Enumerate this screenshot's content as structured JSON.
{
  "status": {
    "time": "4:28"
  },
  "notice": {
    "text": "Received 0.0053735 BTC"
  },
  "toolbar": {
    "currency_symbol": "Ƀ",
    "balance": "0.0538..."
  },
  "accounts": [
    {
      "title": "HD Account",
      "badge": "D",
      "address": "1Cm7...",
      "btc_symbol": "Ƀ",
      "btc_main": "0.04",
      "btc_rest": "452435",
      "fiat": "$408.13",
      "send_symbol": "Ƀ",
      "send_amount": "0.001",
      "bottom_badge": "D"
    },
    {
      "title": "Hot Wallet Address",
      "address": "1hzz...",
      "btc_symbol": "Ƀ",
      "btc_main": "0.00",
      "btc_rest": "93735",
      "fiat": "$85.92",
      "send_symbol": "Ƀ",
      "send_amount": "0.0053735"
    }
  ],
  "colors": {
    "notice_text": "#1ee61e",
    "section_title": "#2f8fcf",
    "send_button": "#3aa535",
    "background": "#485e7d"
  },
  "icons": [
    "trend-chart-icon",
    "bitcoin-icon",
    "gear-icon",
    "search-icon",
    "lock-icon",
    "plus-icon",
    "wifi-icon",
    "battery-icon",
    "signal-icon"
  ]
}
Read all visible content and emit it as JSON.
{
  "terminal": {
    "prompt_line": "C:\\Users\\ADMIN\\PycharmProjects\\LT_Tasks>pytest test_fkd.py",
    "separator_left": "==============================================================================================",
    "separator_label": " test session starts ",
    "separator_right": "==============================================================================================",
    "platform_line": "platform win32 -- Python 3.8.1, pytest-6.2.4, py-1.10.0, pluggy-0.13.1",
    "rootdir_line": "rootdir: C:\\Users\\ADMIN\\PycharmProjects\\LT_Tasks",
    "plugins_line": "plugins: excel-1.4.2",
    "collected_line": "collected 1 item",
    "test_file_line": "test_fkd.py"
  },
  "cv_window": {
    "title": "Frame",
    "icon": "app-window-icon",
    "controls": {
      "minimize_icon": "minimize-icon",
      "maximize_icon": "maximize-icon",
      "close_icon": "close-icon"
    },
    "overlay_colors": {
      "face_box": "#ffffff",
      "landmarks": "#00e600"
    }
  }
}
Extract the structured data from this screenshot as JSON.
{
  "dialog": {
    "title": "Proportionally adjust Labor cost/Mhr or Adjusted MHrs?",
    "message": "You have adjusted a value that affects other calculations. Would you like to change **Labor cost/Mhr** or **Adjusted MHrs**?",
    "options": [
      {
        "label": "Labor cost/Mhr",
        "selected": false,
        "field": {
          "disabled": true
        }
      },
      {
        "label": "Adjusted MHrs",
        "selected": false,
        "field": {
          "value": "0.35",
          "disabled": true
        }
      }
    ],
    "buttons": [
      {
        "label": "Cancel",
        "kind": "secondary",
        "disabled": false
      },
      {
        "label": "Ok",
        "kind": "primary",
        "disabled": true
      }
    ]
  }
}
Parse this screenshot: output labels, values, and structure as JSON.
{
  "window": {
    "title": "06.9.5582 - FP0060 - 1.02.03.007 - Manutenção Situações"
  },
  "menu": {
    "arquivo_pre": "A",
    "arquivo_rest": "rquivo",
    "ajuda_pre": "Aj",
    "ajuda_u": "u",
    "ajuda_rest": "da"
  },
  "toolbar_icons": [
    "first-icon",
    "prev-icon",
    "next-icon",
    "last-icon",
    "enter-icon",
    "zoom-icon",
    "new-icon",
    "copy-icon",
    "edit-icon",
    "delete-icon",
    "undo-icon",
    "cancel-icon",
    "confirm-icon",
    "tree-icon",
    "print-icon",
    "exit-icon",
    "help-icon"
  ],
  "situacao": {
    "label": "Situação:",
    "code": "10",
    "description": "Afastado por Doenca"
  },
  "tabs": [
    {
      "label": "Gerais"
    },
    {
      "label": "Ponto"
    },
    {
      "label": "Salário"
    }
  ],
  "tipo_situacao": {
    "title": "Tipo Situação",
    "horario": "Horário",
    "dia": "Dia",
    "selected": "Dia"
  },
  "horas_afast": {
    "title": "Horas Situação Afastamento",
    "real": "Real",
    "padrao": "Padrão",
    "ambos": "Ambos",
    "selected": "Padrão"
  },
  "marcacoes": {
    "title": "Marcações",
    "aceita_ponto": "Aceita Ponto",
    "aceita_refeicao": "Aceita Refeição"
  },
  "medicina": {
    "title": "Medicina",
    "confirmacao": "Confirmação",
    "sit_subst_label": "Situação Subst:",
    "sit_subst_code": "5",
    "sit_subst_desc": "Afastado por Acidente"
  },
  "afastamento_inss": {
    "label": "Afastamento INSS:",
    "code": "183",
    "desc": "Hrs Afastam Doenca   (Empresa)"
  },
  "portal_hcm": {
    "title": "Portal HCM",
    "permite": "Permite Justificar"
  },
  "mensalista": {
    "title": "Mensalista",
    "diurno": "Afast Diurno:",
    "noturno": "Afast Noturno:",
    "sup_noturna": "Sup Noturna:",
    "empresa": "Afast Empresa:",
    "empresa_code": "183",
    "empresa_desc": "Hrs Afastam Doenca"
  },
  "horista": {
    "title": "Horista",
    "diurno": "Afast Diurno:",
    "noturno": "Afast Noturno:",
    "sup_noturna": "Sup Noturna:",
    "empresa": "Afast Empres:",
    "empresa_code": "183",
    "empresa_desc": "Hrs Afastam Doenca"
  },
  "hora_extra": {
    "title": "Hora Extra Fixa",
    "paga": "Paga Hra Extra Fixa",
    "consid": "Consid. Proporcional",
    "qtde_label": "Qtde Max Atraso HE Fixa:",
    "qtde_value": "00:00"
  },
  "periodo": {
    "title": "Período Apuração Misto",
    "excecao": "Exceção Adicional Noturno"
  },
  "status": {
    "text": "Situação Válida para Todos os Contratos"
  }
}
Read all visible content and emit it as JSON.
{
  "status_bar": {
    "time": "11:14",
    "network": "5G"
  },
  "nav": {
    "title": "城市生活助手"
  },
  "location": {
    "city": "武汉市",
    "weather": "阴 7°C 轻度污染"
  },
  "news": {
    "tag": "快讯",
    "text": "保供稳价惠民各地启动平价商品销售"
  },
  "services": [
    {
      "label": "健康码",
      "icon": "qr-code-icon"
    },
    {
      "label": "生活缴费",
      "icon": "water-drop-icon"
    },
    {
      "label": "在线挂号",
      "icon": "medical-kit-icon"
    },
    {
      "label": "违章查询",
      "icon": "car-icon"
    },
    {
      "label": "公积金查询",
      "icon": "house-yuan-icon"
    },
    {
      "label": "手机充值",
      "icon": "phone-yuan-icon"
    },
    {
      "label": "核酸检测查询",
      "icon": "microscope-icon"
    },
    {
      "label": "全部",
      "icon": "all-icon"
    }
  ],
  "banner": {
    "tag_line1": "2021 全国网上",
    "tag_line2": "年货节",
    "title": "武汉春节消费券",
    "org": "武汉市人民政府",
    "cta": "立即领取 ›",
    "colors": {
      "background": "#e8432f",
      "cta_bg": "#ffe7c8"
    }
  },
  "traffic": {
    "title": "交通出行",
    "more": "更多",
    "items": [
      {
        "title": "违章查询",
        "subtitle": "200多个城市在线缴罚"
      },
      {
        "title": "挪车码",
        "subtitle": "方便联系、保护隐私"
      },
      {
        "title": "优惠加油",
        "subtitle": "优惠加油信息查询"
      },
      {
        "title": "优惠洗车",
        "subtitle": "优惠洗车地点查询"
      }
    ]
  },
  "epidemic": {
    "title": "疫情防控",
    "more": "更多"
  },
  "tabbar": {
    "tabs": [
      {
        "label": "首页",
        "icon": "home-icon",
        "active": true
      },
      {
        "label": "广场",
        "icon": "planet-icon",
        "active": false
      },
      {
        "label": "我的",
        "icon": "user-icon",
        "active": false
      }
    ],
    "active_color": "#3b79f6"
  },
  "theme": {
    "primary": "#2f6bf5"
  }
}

· · · · · · ·

• THE EXERCISE: Using the material above, work out how many lines contain the string "Afastado". Give that number alone.

• EXERCISE SOLUTION: 2